◆ Requirements: Go through the listing and pick out each line with the word "Details" in it.

◆ Available records:
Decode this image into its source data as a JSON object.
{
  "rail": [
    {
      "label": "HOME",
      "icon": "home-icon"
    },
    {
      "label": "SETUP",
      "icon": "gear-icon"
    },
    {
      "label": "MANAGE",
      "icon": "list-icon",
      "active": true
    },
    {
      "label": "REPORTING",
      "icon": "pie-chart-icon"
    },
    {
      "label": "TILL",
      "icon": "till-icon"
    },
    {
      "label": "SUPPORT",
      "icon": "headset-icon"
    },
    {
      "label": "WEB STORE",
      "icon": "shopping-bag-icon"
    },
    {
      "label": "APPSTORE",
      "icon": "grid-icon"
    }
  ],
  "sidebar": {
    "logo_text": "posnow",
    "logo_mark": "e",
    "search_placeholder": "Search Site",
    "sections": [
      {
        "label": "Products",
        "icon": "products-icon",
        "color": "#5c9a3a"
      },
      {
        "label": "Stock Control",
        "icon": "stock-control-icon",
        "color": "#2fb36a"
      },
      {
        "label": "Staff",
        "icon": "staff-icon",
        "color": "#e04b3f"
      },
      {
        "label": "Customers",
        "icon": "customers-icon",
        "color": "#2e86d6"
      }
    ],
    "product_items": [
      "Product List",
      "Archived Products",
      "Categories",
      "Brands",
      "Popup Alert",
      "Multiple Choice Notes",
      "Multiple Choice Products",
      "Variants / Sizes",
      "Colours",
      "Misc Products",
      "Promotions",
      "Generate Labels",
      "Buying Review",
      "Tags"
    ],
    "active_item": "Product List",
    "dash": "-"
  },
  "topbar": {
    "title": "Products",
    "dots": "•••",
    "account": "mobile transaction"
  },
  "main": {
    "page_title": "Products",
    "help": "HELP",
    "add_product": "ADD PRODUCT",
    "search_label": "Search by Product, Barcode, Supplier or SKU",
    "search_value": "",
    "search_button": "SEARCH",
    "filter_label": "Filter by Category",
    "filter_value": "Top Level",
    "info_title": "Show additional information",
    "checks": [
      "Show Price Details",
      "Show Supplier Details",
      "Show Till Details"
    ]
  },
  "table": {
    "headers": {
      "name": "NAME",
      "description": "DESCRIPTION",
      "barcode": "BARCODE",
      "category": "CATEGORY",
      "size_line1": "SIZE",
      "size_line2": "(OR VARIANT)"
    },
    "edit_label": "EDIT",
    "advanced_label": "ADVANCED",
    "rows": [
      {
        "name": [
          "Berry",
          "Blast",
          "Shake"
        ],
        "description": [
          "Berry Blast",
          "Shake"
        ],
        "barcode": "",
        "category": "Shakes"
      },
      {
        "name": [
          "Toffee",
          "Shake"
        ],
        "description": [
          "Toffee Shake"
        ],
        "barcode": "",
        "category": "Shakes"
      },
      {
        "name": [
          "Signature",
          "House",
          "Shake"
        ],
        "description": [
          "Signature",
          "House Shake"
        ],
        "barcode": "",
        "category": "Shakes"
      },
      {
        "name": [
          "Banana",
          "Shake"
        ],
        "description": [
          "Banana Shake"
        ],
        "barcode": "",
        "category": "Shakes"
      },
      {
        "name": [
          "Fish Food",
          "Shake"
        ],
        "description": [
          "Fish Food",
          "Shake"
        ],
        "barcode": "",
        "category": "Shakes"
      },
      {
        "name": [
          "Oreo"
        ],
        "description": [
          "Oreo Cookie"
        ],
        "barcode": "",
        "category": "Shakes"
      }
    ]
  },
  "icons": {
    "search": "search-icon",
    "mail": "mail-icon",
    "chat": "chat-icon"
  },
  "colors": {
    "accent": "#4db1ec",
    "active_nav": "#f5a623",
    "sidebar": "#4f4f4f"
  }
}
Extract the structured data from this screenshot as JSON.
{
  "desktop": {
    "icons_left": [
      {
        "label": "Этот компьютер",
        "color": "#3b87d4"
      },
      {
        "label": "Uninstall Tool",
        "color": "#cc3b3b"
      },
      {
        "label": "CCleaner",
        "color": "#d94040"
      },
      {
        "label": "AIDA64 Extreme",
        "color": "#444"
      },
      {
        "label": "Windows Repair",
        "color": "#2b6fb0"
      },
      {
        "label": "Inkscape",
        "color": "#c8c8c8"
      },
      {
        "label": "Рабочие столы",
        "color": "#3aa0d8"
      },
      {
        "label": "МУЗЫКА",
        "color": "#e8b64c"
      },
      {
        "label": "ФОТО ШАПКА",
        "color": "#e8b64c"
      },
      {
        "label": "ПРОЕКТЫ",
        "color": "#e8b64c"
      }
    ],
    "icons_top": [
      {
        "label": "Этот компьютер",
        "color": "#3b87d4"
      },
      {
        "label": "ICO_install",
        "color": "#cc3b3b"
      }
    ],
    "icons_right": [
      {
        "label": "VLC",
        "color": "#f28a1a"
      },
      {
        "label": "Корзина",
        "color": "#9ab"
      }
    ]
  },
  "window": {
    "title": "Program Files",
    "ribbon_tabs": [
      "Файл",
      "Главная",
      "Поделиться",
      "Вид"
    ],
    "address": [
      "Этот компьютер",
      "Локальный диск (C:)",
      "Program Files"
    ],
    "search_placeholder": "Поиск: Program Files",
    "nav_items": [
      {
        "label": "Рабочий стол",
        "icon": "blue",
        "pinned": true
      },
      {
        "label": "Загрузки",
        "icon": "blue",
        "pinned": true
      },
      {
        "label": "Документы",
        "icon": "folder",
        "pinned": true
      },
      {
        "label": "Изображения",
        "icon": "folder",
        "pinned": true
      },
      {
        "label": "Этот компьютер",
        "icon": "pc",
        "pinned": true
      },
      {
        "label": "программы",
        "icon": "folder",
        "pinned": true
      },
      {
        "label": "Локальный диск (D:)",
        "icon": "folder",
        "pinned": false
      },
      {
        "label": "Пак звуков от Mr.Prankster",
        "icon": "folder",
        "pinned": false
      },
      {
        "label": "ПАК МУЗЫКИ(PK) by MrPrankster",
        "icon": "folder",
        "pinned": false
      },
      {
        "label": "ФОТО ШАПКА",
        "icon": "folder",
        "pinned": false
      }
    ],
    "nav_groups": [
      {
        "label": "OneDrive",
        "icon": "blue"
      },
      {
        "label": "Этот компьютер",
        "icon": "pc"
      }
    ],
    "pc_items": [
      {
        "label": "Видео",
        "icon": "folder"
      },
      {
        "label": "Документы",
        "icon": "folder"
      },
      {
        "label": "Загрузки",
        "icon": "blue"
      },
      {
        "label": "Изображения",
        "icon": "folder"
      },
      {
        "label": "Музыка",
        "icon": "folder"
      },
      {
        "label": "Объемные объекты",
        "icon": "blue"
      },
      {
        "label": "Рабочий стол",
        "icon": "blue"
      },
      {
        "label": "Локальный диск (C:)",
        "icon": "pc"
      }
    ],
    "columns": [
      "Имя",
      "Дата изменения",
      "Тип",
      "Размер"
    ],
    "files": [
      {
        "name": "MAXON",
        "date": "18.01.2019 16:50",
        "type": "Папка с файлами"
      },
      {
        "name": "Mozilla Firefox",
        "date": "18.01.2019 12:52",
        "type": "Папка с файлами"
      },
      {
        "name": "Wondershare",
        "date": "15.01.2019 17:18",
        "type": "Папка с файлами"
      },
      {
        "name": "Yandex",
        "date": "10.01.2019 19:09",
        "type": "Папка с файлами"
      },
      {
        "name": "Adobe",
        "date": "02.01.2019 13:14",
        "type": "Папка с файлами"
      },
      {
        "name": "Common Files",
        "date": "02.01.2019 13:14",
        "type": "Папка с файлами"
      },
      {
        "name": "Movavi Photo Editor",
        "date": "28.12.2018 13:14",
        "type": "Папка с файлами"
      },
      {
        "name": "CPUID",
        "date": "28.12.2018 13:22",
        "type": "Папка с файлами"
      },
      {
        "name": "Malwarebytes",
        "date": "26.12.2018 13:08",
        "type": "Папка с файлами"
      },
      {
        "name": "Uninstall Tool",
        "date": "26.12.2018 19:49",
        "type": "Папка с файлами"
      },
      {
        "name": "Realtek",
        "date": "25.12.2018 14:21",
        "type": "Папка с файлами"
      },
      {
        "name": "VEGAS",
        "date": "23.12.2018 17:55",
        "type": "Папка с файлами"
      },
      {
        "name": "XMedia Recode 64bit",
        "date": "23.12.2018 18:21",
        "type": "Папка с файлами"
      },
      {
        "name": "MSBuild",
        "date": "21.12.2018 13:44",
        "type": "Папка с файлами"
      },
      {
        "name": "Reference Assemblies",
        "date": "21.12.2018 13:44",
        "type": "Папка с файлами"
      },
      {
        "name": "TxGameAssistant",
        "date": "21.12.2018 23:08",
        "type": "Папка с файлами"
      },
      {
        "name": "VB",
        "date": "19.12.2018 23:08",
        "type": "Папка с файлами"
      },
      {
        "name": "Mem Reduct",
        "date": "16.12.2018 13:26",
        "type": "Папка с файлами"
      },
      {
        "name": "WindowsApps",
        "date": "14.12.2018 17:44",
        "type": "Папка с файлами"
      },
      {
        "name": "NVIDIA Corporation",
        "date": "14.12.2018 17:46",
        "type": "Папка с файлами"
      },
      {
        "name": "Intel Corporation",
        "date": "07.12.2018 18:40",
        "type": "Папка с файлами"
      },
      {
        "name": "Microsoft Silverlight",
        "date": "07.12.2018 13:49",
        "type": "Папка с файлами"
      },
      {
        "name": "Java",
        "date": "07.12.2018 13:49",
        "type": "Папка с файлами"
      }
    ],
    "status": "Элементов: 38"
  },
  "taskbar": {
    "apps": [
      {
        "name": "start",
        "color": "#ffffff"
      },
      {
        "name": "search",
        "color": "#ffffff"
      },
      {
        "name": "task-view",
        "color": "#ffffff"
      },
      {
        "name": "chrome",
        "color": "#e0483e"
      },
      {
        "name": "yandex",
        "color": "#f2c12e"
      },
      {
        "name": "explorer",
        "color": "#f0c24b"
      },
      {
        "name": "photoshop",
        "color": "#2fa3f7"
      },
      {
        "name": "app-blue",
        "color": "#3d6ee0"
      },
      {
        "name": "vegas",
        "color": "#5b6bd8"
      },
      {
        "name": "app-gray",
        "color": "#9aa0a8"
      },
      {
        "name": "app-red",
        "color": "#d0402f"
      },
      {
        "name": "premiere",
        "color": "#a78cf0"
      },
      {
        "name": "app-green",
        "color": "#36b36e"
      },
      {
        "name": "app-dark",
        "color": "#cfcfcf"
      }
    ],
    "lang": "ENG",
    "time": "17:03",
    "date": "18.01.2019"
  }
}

◆ Task result:
      "Show Price Details",
      "Show Supplier Details",
      "Show Till Details"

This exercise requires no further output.